The exercise => Go through the material below and copy each line where the word "بتصویب" appears.

Entries provided =>
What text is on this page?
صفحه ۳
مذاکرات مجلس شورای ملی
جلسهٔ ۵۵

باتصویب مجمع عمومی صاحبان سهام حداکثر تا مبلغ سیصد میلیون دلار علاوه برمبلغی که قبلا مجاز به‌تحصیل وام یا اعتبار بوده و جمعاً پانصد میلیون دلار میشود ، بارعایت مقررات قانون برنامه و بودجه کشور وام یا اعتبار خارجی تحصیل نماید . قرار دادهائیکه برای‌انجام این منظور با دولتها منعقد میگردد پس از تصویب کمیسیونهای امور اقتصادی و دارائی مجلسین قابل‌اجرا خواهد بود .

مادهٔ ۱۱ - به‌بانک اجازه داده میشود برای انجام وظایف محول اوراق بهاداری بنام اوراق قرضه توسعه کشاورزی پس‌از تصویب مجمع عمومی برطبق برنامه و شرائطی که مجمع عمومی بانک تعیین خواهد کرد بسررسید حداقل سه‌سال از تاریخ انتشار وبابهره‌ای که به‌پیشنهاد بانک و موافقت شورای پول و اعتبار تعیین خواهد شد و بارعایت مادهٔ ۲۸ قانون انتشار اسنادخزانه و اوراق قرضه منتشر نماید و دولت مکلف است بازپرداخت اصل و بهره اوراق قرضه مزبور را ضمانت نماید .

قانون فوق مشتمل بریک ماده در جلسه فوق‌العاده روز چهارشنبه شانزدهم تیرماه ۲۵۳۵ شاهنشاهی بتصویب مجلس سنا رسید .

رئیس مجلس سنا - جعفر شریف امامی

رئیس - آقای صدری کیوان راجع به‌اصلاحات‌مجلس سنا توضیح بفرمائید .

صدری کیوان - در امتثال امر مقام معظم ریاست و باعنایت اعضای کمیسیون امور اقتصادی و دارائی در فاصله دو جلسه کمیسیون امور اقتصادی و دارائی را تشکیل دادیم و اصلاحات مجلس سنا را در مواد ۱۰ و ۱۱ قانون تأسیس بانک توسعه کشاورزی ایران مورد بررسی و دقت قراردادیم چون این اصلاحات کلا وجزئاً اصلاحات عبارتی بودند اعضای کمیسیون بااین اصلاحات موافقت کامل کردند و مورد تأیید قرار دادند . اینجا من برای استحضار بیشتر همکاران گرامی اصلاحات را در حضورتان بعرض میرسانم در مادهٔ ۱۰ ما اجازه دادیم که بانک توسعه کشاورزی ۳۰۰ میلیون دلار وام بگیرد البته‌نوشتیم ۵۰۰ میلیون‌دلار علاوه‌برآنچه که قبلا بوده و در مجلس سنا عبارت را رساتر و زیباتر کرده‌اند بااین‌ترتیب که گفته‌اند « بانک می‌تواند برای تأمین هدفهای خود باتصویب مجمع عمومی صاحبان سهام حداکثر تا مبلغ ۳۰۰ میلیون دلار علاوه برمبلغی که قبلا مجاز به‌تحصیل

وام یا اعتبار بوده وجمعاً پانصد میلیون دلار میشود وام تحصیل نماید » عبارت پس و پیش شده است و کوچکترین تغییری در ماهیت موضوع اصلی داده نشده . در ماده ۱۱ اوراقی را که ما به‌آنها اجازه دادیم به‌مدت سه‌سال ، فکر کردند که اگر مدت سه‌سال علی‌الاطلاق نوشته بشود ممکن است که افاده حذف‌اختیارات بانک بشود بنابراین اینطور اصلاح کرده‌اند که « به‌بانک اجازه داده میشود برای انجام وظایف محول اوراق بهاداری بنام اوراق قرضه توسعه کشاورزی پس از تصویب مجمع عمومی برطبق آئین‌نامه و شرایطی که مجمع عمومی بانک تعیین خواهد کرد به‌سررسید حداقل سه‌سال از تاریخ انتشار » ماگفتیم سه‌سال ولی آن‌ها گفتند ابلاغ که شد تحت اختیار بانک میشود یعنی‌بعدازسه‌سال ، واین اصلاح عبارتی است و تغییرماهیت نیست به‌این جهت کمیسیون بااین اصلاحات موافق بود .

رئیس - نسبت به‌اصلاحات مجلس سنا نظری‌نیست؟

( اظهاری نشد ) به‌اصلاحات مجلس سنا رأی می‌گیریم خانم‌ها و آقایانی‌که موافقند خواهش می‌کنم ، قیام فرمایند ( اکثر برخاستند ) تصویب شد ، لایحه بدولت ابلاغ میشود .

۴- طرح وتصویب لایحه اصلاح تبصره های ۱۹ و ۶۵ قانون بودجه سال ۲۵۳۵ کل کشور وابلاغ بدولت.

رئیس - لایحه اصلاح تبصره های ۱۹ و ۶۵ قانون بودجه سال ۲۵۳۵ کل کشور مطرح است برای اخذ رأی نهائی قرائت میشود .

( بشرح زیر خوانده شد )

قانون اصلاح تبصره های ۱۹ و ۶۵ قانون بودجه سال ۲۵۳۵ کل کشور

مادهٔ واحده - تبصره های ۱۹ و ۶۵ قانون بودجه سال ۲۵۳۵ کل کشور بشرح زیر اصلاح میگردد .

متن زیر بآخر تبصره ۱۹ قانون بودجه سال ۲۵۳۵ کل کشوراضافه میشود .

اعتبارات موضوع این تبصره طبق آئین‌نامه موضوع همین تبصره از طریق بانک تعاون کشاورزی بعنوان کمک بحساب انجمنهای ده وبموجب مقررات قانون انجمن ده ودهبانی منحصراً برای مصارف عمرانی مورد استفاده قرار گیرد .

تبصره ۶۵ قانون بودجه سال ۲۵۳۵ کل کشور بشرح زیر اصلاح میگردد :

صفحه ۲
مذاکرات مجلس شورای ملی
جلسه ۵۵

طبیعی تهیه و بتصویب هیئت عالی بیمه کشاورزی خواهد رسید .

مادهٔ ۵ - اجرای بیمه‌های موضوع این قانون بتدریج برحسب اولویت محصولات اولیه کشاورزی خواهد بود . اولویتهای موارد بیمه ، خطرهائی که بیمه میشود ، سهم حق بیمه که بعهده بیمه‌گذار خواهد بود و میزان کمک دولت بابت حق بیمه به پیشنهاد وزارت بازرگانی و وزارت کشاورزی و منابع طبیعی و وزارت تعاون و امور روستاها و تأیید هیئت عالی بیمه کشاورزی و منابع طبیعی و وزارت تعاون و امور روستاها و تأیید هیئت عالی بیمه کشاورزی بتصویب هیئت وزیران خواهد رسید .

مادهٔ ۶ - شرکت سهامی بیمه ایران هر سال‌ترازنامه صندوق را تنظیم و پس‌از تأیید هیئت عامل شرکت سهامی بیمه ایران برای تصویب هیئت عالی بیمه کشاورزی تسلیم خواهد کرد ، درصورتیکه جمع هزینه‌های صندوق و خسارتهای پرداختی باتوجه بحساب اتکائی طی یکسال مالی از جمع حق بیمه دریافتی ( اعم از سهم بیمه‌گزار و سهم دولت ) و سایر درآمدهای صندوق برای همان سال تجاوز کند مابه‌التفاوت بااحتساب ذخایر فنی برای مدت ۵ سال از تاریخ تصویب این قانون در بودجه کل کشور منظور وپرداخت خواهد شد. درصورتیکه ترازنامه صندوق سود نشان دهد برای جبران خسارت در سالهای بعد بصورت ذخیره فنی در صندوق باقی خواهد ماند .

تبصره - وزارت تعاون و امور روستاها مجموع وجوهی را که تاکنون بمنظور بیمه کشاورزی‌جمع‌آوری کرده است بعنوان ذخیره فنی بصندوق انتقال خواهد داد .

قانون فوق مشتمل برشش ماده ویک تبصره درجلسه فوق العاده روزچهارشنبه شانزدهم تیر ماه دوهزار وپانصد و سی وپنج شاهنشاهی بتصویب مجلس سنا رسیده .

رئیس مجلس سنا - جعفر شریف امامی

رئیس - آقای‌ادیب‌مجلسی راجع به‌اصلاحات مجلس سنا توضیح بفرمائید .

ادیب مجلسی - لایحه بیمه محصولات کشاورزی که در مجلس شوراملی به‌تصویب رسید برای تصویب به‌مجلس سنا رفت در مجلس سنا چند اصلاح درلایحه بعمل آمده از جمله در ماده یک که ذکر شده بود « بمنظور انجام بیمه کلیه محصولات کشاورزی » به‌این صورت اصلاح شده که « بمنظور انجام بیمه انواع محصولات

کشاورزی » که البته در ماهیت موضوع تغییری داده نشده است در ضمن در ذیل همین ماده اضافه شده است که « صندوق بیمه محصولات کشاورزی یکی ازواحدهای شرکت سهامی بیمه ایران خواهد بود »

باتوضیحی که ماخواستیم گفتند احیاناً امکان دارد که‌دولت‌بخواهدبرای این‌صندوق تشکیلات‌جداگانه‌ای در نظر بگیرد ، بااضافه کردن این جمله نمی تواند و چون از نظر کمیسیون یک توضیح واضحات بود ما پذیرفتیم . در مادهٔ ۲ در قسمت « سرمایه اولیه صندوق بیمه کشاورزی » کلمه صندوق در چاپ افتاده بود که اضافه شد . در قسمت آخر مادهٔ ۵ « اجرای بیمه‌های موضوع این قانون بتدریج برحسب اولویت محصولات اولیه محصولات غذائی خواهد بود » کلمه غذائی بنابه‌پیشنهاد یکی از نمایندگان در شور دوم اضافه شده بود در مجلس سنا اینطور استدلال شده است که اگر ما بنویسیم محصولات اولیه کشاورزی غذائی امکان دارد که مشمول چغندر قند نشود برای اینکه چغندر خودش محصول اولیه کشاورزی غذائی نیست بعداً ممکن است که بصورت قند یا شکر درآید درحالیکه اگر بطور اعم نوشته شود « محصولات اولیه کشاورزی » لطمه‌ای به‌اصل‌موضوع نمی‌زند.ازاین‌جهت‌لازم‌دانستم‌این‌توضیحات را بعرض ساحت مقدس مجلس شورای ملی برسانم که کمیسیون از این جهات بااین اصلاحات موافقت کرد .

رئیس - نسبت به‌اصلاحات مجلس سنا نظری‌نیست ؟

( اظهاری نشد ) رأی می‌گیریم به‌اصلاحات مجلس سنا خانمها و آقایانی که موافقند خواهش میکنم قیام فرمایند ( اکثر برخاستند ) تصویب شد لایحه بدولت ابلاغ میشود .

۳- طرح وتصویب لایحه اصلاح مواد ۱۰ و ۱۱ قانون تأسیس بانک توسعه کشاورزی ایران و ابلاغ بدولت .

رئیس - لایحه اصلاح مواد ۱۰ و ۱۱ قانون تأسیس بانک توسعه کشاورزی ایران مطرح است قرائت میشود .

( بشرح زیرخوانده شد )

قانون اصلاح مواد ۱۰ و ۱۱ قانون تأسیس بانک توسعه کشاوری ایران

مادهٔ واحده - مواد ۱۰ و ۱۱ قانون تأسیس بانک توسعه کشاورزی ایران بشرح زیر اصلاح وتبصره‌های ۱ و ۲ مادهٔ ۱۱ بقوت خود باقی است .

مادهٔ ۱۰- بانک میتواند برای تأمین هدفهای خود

--

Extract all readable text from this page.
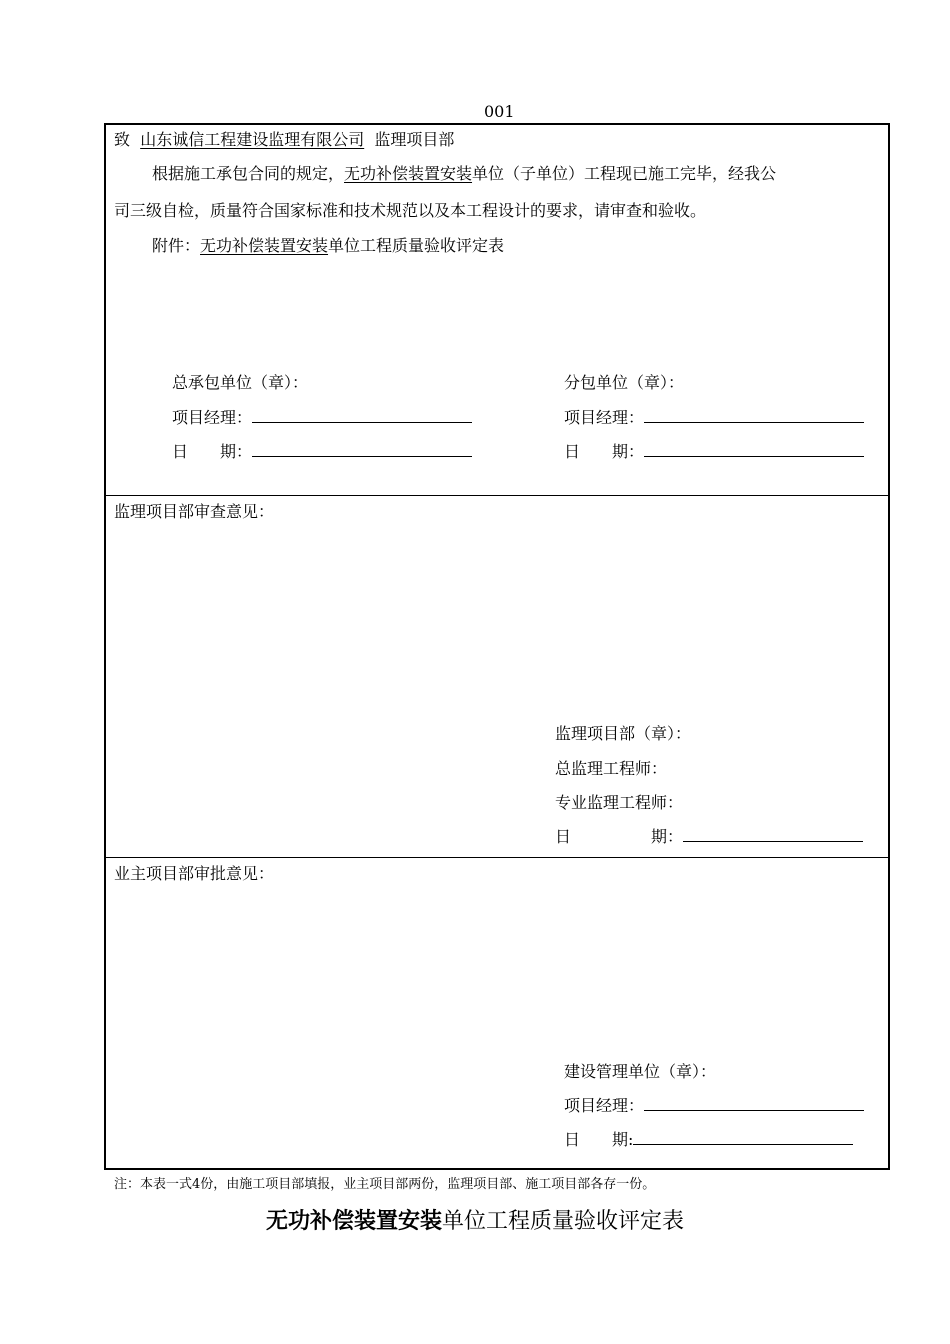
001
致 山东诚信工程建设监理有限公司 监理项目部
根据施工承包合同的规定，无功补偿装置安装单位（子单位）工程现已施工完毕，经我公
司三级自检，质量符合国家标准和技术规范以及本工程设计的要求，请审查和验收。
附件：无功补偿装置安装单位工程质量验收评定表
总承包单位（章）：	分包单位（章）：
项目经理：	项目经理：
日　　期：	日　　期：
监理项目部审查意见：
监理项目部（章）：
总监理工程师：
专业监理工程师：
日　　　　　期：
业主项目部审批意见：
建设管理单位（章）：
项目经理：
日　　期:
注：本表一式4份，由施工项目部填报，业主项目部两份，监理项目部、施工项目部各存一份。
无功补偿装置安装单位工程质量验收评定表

Answer to this task =>
قانون فوق مشتمل بریک ماده در جلسه فوق‌العاده روز چهارشنبه شانزدهم تیرماه ۲۵۳۵ شاهنشاهی بتصویب مجلس سنا رسید .
طبیعی تهیه و بتصویب هیئت عالی بیمه کشاورزی خواهد رسید .
مادهٔ ۵ - اجرای بیمه‌های موضوع این قانون بتدریج برحسب اولویت محصولات اولیه کشاورزی خواهد بود . اولویتهای موارد بیمه ، خطرهائی که بیمه میشود ، سهم حق بیمه که بعهده بیمه‌گذار خواهد بود و میزان کمک دولت بابت حق بیمه به پیشنهاد وزارت بازرگانی و وزارت کشاورزی و منابع طبیعی و وزارت تعاون و امور روستاها و تأیید هیئت عالی بیمه کشاورزی و منابع طبیعی و وزارت تعاون و امور روستاها و تأیید هیئت عالی بیمه کشاورزی بتصویب هیئت وزیران خواهد رسید .
قانون فوق مشتمل برشش ماده ویک تبصره درجلسه فوق العاده روزچهارشنبه شانزدهم تیر ماه دوهزار وپانصد و سی وپنج شاهنشاهی بتصویب مجلس سنا رسیده .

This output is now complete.